Gather every line below that contains the string "steps". Case counts.

*** THE RECORDS

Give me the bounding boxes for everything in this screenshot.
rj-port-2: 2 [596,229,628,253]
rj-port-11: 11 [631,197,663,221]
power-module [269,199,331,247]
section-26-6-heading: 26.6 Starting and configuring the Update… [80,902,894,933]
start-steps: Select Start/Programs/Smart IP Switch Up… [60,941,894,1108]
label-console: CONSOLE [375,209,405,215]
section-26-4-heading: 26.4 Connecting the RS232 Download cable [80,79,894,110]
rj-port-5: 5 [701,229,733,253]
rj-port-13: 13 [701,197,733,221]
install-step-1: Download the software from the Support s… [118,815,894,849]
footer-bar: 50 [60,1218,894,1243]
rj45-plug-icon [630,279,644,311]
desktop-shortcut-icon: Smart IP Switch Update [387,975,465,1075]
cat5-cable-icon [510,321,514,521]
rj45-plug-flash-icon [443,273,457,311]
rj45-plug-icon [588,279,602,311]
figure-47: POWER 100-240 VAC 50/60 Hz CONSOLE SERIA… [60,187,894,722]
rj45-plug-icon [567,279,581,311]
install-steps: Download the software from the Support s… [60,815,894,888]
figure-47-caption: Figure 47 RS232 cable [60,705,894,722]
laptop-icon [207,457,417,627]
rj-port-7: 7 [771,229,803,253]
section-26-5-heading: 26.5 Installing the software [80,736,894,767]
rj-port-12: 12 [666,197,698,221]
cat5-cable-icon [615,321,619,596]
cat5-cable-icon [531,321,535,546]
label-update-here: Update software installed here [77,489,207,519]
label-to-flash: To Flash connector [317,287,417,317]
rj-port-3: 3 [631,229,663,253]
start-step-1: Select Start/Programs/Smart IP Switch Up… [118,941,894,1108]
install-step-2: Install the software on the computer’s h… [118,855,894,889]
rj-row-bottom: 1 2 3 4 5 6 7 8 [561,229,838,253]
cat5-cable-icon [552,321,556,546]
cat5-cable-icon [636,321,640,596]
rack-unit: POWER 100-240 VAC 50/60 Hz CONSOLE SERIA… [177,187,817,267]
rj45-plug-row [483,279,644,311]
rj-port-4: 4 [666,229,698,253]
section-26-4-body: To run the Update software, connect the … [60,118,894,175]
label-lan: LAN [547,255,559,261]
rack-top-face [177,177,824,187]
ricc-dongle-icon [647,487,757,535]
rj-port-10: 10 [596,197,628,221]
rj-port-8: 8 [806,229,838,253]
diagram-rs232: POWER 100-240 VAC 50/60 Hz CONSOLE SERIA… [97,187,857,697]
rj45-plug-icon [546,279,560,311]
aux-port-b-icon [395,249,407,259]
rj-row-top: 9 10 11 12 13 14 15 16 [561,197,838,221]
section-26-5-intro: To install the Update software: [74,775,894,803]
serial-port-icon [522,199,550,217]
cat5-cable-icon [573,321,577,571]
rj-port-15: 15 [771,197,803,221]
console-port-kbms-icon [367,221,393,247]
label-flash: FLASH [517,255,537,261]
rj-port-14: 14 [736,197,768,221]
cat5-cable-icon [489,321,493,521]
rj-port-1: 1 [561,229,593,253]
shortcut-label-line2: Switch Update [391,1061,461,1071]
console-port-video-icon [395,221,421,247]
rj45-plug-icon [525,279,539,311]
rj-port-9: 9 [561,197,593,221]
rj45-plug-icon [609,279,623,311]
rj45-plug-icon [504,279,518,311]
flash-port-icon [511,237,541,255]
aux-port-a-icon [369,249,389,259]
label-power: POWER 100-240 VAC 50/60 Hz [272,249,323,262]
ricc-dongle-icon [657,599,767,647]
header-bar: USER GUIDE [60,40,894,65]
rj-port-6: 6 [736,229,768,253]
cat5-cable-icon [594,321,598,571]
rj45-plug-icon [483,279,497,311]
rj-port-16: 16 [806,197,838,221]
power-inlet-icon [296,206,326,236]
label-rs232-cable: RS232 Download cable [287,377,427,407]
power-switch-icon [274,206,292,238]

******

FINAL RESULT =>
start-steps: Select Start/Programs/Smart IP Switch Up… [60,941,894,1108]
install-steps: Download the software from the Support s… [60,815,894,888]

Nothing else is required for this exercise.